YOUR TASK ▸
Only the lines holding the string "nimenhuuto" are needed. Copy each one.
## Begin RECORDS FOR THIS TASK
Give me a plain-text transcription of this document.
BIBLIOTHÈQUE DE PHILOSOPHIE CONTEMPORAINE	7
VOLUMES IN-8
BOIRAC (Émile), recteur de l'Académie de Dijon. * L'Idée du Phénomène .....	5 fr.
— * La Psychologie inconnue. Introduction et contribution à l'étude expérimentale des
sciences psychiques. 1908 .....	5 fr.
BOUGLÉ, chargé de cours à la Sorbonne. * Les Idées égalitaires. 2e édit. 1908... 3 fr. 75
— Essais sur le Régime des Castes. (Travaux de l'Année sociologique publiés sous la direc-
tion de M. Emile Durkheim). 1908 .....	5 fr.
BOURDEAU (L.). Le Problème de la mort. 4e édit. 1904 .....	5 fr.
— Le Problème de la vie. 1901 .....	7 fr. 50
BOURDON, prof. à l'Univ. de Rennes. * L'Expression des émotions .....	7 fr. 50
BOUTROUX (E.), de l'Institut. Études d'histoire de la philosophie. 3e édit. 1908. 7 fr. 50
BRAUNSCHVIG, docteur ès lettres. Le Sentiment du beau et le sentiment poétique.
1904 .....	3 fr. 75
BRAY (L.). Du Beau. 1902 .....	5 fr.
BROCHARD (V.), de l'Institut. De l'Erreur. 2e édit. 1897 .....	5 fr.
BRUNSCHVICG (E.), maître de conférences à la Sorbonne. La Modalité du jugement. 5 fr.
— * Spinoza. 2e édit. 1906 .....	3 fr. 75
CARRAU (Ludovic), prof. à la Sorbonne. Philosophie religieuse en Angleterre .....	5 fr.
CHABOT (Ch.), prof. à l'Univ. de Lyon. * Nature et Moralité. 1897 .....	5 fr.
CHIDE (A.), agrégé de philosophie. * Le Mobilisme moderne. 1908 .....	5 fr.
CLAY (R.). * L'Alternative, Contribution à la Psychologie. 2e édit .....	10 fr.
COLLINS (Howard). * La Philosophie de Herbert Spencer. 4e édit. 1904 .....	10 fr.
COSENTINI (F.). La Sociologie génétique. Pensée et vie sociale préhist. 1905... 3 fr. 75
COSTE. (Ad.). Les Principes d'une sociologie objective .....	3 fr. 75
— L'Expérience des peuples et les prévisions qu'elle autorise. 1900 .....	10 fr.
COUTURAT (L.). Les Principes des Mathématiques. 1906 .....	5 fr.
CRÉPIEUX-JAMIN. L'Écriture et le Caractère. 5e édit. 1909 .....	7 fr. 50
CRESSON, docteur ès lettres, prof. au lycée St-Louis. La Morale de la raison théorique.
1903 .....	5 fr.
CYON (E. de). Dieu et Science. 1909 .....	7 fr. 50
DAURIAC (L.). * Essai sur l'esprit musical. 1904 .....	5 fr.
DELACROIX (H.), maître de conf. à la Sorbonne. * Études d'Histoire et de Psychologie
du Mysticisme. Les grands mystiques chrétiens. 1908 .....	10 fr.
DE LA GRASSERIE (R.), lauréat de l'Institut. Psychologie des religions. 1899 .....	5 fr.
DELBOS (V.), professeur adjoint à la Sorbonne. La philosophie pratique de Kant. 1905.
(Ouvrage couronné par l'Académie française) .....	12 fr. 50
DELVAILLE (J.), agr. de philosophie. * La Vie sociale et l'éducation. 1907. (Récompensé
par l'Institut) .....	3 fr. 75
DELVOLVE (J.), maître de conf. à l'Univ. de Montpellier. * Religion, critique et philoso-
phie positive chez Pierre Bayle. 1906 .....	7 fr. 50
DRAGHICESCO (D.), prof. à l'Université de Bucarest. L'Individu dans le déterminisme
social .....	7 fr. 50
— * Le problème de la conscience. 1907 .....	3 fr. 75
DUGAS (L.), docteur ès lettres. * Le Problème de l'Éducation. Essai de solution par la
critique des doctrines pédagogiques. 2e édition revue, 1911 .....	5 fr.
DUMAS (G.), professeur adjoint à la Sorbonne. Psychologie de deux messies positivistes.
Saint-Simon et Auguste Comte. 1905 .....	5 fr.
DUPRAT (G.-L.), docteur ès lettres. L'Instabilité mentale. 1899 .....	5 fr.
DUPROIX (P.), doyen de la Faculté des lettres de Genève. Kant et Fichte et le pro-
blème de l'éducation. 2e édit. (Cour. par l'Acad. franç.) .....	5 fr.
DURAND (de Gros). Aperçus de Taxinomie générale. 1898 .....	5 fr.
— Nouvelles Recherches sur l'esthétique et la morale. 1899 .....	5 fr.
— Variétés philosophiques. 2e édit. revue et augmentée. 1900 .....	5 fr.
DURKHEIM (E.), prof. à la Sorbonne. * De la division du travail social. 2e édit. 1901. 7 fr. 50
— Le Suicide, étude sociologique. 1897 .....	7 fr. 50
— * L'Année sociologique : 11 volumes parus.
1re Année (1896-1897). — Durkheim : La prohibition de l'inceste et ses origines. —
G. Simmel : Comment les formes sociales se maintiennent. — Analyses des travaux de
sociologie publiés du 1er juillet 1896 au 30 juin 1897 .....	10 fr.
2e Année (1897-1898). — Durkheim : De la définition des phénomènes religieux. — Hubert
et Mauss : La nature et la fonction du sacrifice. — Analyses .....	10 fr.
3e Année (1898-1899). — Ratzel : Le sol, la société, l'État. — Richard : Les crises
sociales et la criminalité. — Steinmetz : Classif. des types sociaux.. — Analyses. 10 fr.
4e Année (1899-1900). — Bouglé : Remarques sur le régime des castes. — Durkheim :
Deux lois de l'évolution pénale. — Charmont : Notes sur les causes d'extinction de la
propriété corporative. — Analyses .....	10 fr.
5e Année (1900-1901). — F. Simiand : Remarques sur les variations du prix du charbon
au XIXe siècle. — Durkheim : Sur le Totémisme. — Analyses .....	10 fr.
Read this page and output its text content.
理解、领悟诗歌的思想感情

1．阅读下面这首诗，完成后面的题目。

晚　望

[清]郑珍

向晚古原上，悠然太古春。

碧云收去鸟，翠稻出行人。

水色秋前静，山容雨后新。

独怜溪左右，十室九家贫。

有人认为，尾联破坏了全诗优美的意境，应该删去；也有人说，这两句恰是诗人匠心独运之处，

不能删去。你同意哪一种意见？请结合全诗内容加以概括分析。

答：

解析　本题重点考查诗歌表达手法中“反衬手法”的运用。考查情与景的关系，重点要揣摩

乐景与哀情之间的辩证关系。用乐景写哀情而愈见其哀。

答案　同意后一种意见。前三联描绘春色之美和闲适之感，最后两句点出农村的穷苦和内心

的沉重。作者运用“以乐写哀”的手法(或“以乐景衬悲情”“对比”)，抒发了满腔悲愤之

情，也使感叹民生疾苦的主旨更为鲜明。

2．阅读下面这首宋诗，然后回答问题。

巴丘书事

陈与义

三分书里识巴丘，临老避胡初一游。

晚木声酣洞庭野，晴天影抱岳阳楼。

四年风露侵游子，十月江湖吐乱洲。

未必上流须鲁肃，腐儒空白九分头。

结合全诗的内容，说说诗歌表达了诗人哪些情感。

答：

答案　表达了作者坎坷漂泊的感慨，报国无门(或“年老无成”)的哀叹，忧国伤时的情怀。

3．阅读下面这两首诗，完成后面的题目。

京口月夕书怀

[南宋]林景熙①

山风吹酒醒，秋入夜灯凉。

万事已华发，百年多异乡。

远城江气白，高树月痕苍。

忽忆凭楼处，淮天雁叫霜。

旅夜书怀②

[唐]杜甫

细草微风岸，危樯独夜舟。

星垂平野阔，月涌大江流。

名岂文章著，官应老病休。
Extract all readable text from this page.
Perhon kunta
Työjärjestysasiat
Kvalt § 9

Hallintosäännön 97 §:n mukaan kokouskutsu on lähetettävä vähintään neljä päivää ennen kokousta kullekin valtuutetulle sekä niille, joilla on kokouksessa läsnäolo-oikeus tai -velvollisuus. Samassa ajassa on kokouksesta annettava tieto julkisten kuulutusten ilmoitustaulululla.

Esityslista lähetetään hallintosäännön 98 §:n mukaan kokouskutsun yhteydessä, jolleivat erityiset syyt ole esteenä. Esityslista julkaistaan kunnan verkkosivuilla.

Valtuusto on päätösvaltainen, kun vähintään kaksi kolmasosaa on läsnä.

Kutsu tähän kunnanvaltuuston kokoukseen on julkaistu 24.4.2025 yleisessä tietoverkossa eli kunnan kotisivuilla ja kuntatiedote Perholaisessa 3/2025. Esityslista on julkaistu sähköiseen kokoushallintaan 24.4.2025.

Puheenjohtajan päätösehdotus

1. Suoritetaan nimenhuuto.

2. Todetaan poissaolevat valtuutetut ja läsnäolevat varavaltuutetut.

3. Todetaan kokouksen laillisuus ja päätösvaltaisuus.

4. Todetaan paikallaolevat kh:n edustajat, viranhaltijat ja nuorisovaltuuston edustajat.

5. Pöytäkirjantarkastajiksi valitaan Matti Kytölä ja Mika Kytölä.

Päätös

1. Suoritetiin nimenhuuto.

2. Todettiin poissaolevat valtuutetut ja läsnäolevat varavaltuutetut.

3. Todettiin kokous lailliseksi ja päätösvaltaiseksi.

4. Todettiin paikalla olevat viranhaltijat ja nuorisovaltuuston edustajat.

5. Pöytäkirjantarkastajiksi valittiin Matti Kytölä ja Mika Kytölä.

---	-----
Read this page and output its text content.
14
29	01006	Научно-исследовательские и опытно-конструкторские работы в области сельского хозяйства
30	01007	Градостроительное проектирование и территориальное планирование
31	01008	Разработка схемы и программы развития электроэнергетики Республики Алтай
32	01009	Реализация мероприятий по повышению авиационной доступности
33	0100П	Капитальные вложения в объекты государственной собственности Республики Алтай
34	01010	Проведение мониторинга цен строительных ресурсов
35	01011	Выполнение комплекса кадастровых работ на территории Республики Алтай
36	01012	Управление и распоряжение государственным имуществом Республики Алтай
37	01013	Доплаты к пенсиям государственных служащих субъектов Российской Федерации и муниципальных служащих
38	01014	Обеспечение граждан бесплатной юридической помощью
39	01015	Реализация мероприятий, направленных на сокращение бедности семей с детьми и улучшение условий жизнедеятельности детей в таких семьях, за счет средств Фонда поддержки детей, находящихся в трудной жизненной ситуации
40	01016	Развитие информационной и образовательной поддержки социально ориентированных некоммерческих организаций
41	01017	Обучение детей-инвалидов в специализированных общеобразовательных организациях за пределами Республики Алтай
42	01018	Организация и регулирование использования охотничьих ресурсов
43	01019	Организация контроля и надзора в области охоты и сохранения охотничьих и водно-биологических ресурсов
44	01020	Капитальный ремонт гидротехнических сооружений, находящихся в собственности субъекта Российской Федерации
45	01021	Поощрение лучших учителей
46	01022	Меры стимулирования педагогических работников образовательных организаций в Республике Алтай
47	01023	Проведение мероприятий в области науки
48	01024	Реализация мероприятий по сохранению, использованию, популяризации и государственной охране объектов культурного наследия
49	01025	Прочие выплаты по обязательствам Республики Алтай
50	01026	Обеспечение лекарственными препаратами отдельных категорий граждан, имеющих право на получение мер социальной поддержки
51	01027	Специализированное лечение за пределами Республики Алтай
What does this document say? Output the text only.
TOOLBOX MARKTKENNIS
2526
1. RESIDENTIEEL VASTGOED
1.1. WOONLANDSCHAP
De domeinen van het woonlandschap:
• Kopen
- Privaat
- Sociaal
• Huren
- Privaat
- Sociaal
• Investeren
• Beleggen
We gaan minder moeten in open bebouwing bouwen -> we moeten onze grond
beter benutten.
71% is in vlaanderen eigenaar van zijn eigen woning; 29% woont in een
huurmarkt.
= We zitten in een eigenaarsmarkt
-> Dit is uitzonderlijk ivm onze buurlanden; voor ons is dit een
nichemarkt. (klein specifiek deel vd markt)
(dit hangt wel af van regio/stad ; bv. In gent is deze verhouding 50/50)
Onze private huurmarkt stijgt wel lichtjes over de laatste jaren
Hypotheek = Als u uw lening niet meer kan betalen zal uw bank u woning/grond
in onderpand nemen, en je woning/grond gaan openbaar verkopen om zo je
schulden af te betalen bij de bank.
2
## End RECORDS FOR THIS TASK
ANSWER FOR THIS EXERCISE ▸
1. Suoritetaan nimenhuuto.
1. Suoritetiin nimenhuuto.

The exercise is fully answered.